== EXERCISE DIRECTIONS ==
Write out the listing below in full and exactly, leaving out every picture.

<<<<

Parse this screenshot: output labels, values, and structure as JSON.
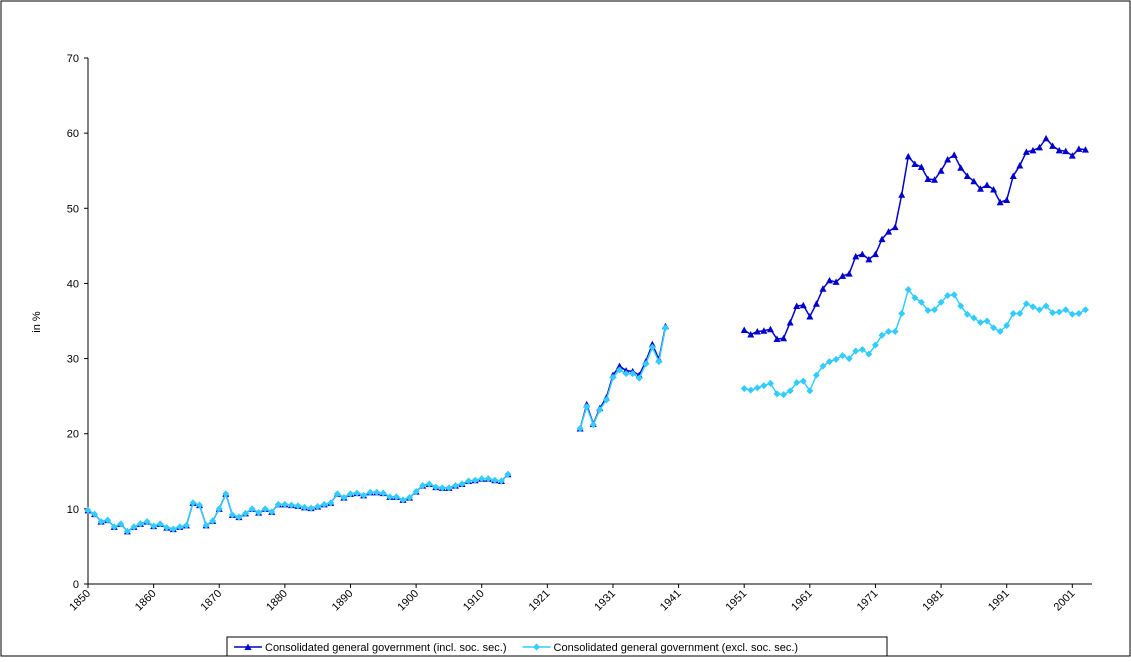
{
  "chart_data": {
    "type": "line",
    "y_label": "in %",
    "categories": [
      "1850",
      null,
      null,
      null,
      null,
      null,
      null,
      null,
      null,
      null,
      "1860",
      null,
      null,
      null,
      null,
      null,
      null,
      null,
      null,
      null,
      "1870",
      null,
      null,
      null,
      null,
      null,
      null,
      null,
      null,
      null,
      "1880",
      null,
      null,
      null,
      null,
      null,
      null,
      null,
      null,
      null,
      "1890",
      null,
      null,
      null,
      null,
      null,
      null,
      null,
      null,
      null,
      "1900",
      null,
      null,
      null,
      null,
      null,
      null,
      null,
      null,
      null,
      "1910",
      null,
      null,
      null,
      null,
      null,
      null,
      null,
      null,
      null,
      "1921",
      null,
      null,
      null,
      null,
      null,
      null,
      null,
      null,
      null,
      "1931",
      null,
      null,
      null,
      null,
      null,
      null,
      null,
      null,
      null,
      "1941",
      null,
      null,
      null,
      null,
      null,
      null,
      null,
      null,
      null,
      "1951",
      null,
      null,
      null,
      null,
      null,
      null,
      null,
      null,
      null,
      "1961",
      null,
      null,
      null,
      null,
      null,
      null,
      null,
      null,
      null,
      "1971",
      null,
      null,
      null,
      null,
      null,
      null,
      null,
      null,
      null,
      "1981",
      null,
      null,
      null,
      null,
      null,
      null,
      null,
      null,
      null,
      "1991",
      null,
      null,
      null,
      null,
      null,
      null,
      null,
      null,
      null,
      "2001",
      null,
      null
    ],
    "series": [
      {
        "name": "Consolidated general government (incl. soc. sec.)",
        "color": "#0000CC",
        "marker": "triangle",
        "values": [
          9.8,
          9.3,
          8.3,
          8.5,
          7.6,
          8.0,
          7.0,
          7.6,
          8.0,
          8.3,
          7.7,
          8.0,
          7.5,
          7.3,
          7.6,
          7.8,
          10.8,
          10.5,
          7.8,
          8.4,
          10.0,
          12.0,
          9.2,
          8.9,
          9.4,
          10.0,
          9.5,
          10.0,
          9.6,
          10.6,
          10.6,
          10.5,
          10.4,
          10.2,
          10.1,
          10.3,
          10.6,
          10.8,
          12.0,
          11.5,
          12.0,
          12.1,
          11.8,
          12.2,
          12.2,
          12.1,
          11.6,
          11.6,
          11.2,
          11.5,
          12.3,
          13.1,
          13.3,
          12.9,
          12.8,
          12.8,
          13.1,
          13.3,
          13.7,
          13.8,
          14.0,
          14.0,
          13.8,
          13.7,
          14.6,
          null,
          null,
          null,
          null,
          null,
          null,
          null,
          null,
          null,
          null,
          20.7,
          23.9,
          21.3,
          23.4,
          24.8,
          27.8,
          29.0,
          28.4,
          28.3,
          27.8,
          29.6,
          31.9,
          29.9,
          34.3,
          null,
          null,
          null,
          null,
          null,
          null,
          null,
          null,
          null,
          null,
          null,
          33.8,
          33.2,
          33.6,
          33.7,
          33.9,
          32.6,
          32.7,
          34.8,
          37.0,
          37.1,
          35.6,
          37.3,
          39.3,
          40.4,
          40.2,
          41.0,
          41.3,
          43.6,
          43.9,
          43.2,
          43.9,
          45.9,
          46.9,
          47.5,
          51.8,
          56.9,
          55.9,
          55.5,
          53.9,
          53.8,
          55.0,
          56.5,
          57.1,
          55.4,
          54.3,
          53.6,
          52.6,
          53.1,
          52.5,
          50.8,
          51.1,
          54.3,
          55.7,
          57.5,
          57.7,
          58.1,
          59.3,
          58.3,
          57.7,
          57.6,
          57.0,
          57.9,
          57.8
        ]
      },
      {
        "name": "Consolidated general government (excl. soc. sec.)",
        "color": "#33CCFF",
        "marker": "diamond",
        "values": [
          9.8,
          9.3,
          8.3,
          8.5,
          7.6,
          8.0,
          7.0,
          7.6,
          8.0,
          8.3,
          7.7,
          8.0,
          7.5,
          7.3,
          7.6,
          7.8,
          10.8,
          10.5,
          7.8,
          8.4,
          10.0,
          12.0,
          9.2,
          8.9,
          9.4,
          10.0,
          9.5,
          10.0,
          9.6,
          10.6,
          10.6,
          10.5,
          10.4,
          10.2,
          10.1,
          10.3,
          10.6,
          10.8,
          12.0,
          11.5,
          12.0,
          12.1,
          11.8,
          12.2,
          12.2,
          12.1,
          11.6,
          11.6,
          11.2,
          11.5,
          12.3,
          13.1,
          13.3,
          12.9,
          12.8,
          12.8,
          13.1,
          13.3,
          13.7,
          13.8,
          14.0,
          14.0,
          13.8,
          13.7,
          14.6,
          null,
          null,
          null,
          null,
          null,
          null,
          null,
          null,
          null,
          null,
          20.7,
          23.6,
          21.2,
          23.2,
          24.5,
          27.5,
          28.5,
          28.0,
          28.0,
          27.4,
          29.3,
          31.5,
          29.6,
          34.1,
          null,
          null,
          null,
          null,
          null,
          null,
          null,
          null,
          null,
          null,
          null,
          26.0,
          25.8,
          26.1,
          26.4,
          26.7,
          25.3,
          25.2,
          25.7,
          26.8,
          27.0,
          25.7,
          27.8,
          29.0,
          29.6,
          29.9,
          30.4,
          30.0,
          31.0,
          31.2,
          30.6,
          31.8,
          33.1,
          33.6,
          33.6,
          36.0,
          39.2,
          38.1,
          37.5,
          36.4,
          36.5,
          37.5,
          38.4,
          38.5,
          37.0,
          35.9,
          35.4,
          34.8,
          35.0,
          34.1,
          33.6,
          34.4,
          36.0,
          36.0,
          37.3,
          36.9,
          36.5,
          37.0,
          36.1,
          36.2,
          36.5,
          35.9,
          36.0,
          36.5
        ]
      }
    ],
    "ylim": [
      0,
      70
    ],
    "yticks": [
      0,
      10,
      20,
      30,
      40,
      50,
      60,
      70
    ],
    "grid": false,
    "legend": "bottom"
  }
}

>>>>

== THE RESPONSE ==
Parse this screenshot: output labels, values, and structure as JSON.
{
  "chart_data": {
    "type": "line",
    "y_label": "in %",
    "categories": [
      "1850",
      null,
      null,
      null,
      null,
      null,
      null,
      null,
      null,
      null,
      "1860",
      null,
      null,
      null,
      null,
      null,
      null,
      null,
      null,
      null,
      "1870",
      null,
      null,
      null,
      null,
      null,
      null,
      null,
      null,
      null,
      "1880",
      null,
      null,
      null,
      null,
      null,
      null,
      null,
      null,
      null,
      "1890",
      null,
      null,
      null,
      null,
      null,
      null,
      null,
      null,
      null,
      "1900",
      null,
      null,
      null,
      null,
      null,
      null,
      null,
      null,
      null,
      "1910",
      null,
      null,
      null,
      null,
      null,
      null,
      null,
      null,
      null,
      "1921",
      null,
      null,
      null,
      null,
      null,
      null,
      null,
      null,
      null,
      "1931",
      null,
      null,
      null,
      null,
      null,
      null,
      null,
      null,
      null,
      "1941",
      null,
      null,
      null,
      null,
      null,
      null,
      null,
      null,
      null,
      "1951",
      null,
      null,
      null,
      null,
      null,
      null,
      null,
      null,
      null,
      "1961",
      null,
      null,
      null,
      null,
      null,
      null,
      null,
      null,
      null,
      "1971",
      null,
      null,
      null,
      null,
      null,
      null,
      null,
      null,
      null,
      "1981",
      null,
      null,
      null,
      null,
      null,
      null,
      null,
      null,
      null,
      "1991",
      null,
      null,
      null,
      null,
      null,
      null,
      null,
      null,
      null,
      "2001",
      null,
      null
    ],
    "series": [
      {
        "name": "Consolidated general government (incl. soc. sec.)",
        "color": "#0000CC",
        "marker": "triangle",
        "values": [
          9.8,
          9.3,
          8.3,
          8.5,
          7.6,
          8.0,
          7.0,
          7.6,
          8.0,
          8.3,
          7.7,
          8.0,
          7.5,
          7.3,
          7.6,
          7.8,
          10.8,
          10.5,
          7.8,
          8.4,
          10.0,
          12.0,
          9.2,
          8.9,
          9.4,
          10.0,
          9.5,
          10.0,
          9.6,
          10.6,
          10.6,
          10.5,
          10.4,
          10.2,
          10.1,
          10.3,
          10.6,
          10.8,
          12.0,
          11.5,
          12.0,
          12.1,
          11.8,
          12.2,
          12.2,
          12.1,
          11.6,
          11.6,
          11.2,
          11.5,
          12.3,
          13.1,
          13.3,
          12.9,
          12.8,
          12.8,
          13.1,
          13.3,
          13.7,
          13.8,
          14.0,
          14.0,
          13.8,
          13.7,
          14.6,
          null,
          null,
          null,
          null,
          null,
          null,
          null,
          null,
          null,
          null,
          20.7,
          23.9,
          21.3,
          23.4,
          24.8,
          27.8,
          29.0,
          28.4,
          28.3,
          27.8,
          29.6,
          31.9,
          29.9,
          34.3,
          null,
          null,
          null,
          null,
          null,
          null,
          null,
          null,
          null,
          null,
          null,
          33.8,
          33.2,
          33.6,
          33.7,
          33.9,
          32.6,
          32.7,
          34.8,
          37.0,
          37.1,
          35.6,
          37.3,
          39.3,
          40.4,
          40.2,
          41.0,
          41.3,
          43.6,
          43.9,
          43.2,
          43.9,
          45.9,
          46.9,
          47.5,
          51.8,
          56.9,
          55.9,
          55.5,
          53.9,
          53.8,
          55.0,
          56.5,
          57.1,
          55.4,
          54.3,
          53.6,
          52.6,
          53.1,
          52.5,
          50.8,
          51.1,
          54.3,
          55.7,
          57.5,
          57.7,
          58.1,
          59.3,
          58.3,
          57.7,
          57.6,
          57.0,
          57.9,
          57.8
        ]
      },
      {
        "name": "Consolidated general government (excl. soc. sec.)",
        "color": "#33CCFF",
        "marker": "diamond",
        "values": [
          9.8,
          9.3,
          8.3,
          8.5,
          7.6,
          8.0,
          7.0,
          7.6,
          8.0,
          8.3,
          7.7,
          8.0,
          7.5,
          7.3,
          7.6,
          7.8,
          10.8,
          10.5,
          7.8,
          8.4,
          10.0,
          12.0,
          9.2,
          8.9,
          9.4,
          10.0,
          9.5,
          10.0,
          9.6,
          10.6,
          10.6,
          10.5,
          10.4,
          10.2,
          10.1,
          10.3,
          10.6,
          10.8,
          12.0,
          11.5,
          12.0,
          12.1,
          11.8,
          12.2,
          12.2,
          12.1,
          11.6,
          11.6,
          11.2,
          11.5,
          12.3,
          13.1,
          13.3,
          12.9,
          12.8,
          12.8,
          13.1,
          13.3,
          13.7,
          13.8,
          14.0,
          14.0,
          13.8,
          13.7,
          14.6,
          null,
          null,
          null,
          null,
          null,
          null,
          null,
          null,
          null,
          null,
          20.7,
          23.6,
          21.2,
          23.2,
          24.5,
          27.5,
          28.5,
          28.0,
          28.0,
          27.4,
          29.3,
          31.5,
          29.6,
          34.1,
          null,
          null,
          null,
          null,
          null,
          null,
          null,
          null,
          null,
          null,
          null,
          26.0,
          25.8,
          26.1,
          26.4,
          26.7,
          25.3,
          25.2,
          25.7,
          26.8,
          27.0,
          25.7,
          27.8,
          29.0,
          29.6,
          29.9,
          30.4,
          30.0,
          31.0,
          31.2,
          30.6,
          31.8,
          33.1,
          33.6,
          33.6,
          36.0,
          39.2,
          38.1,
          37.5,
          36.4,
          36.5,
          37.5,
          38.4,
          38.5,
          37.0,
          35.9,
          35.4,
          34.8,
          35.0,
          34.1,
          33.6,
          34.4,
          36.0,
          36.0,
          37.3,
          36.9,
          36.5,
          37.0,
          36.1,
          36.2,
          36.5,
          35.9,
          36.0,
          36.5
        ]
      }
    ],
    "ylim": [
      0,
      70
    ],
    "yticks": [
      0,
      10,
      20,
      30,
      40,
      50,
      60,
      70
    ],
    "grid": false,
    "legend": "bottom"
  }
}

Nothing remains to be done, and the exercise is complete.